**DATA SECTION:**
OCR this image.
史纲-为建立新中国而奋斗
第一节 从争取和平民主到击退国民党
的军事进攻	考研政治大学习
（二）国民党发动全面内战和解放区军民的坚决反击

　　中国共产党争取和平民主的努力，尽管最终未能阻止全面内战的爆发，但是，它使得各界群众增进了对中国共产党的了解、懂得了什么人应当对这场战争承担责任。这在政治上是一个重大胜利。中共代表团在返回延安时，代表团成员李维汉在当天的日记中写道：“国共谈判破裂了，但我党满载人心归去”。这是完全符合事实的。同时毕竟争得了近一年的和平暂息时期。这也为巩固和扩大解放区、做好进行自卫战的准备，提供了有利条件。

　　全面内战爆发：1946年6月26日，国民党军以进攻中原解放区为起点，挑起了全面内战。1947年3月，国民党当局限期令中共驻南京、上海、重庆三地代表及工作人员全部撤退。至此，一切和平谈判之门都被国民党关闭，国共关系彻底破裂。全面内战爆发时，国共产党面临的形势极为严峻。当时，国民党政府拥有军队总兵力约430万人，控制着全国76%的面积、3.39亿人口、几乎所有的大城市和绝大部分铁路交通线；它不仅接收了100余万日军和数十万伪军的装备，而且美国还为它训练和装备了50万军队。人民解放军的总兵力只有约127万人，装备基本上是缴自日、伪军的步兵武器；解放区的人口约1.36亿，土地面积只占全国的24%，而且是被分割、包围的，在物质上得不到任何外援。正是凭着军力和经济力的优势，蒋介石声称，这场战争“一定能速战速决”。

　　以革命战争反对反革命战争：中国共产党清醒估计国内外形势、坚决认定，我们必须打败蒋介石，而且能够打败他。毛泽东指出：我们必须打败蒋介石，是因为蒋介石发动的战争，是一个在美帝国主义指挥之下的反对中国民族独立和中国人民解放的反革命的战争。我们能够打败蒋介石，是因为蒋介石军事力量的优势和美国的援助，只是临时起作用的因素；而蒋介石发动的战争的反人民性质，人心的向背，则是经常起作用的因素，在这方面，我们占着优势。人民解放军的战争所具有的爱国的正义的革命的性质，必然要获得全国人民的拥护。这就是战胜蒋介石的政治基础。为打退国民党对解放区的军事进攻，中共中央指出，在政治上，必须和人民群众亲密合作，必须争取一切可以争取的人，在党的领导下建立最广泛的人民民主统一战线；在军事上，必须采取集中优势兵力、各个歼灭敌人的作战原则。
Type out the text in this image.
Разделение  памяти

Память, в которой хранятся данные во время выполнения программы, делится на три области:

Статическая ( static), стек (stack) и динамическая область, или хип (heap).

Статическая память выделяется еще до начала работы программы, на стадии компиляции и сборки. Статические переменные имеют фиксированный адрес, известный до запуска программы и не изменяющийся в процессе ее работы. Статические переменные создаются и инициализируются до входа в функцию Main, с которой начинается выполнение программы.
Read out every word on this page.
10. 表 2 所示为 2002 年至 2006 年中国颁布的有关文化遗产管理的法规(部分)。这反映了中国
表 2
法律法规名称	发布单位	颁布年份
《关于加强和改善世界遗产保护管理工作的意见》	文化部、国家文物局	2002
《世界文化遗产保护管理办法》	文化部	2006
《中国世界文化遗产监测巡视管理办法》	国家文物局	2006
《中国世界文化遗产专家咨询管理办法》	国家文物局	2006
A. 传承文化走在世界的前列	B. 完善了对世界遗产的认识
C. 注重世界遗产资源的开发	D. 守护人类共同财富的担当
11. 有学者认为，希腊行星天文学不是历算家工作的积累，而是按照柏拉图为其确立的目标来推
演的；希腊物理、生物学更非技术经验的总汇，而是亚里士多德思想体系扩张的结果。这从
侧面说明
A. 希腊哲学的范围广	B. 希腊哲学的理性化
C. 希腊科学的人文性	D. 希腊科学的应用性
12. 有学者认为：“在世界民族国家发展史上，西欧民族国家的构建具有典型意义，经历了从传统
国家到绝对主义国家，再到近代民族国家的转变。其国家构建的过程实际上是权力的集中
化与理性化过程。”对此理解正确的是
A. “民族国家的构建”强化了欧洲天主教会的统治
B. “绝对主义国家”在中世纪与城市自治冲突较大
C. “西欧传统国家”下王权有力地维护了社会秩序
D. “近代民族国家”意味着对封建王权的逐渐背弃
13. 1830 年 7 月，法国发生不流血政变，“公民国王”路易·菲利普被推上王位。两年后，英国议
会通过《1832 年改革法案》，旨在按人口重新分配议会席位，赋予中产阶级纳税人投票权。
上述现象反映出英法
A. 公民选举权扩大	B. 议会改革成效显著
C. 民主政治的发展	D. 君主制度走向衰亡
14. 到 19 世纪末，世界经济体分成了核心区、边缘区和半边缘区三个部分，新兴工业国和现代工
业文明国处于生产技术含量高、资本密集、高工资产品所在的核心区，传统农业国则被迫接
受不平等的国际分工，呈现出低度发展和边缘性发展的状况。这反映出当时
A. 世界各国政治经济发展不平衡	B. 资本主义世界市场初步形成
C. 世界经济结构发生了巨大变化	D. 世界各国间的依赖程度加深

**REQUIRED TASK:**
Scan the material above. Extract every line in which the word "有学者认为" occurs.

**TASK ANSWER:**
11. 有学者认为，希腊行星天文学不是历算家工作的积累，而是按照柏拉图为其确立的目标来推
12. 有学者认为：“在世界民族国家发展史上，西欧民族国家的构建具有典型意义，经历了从传统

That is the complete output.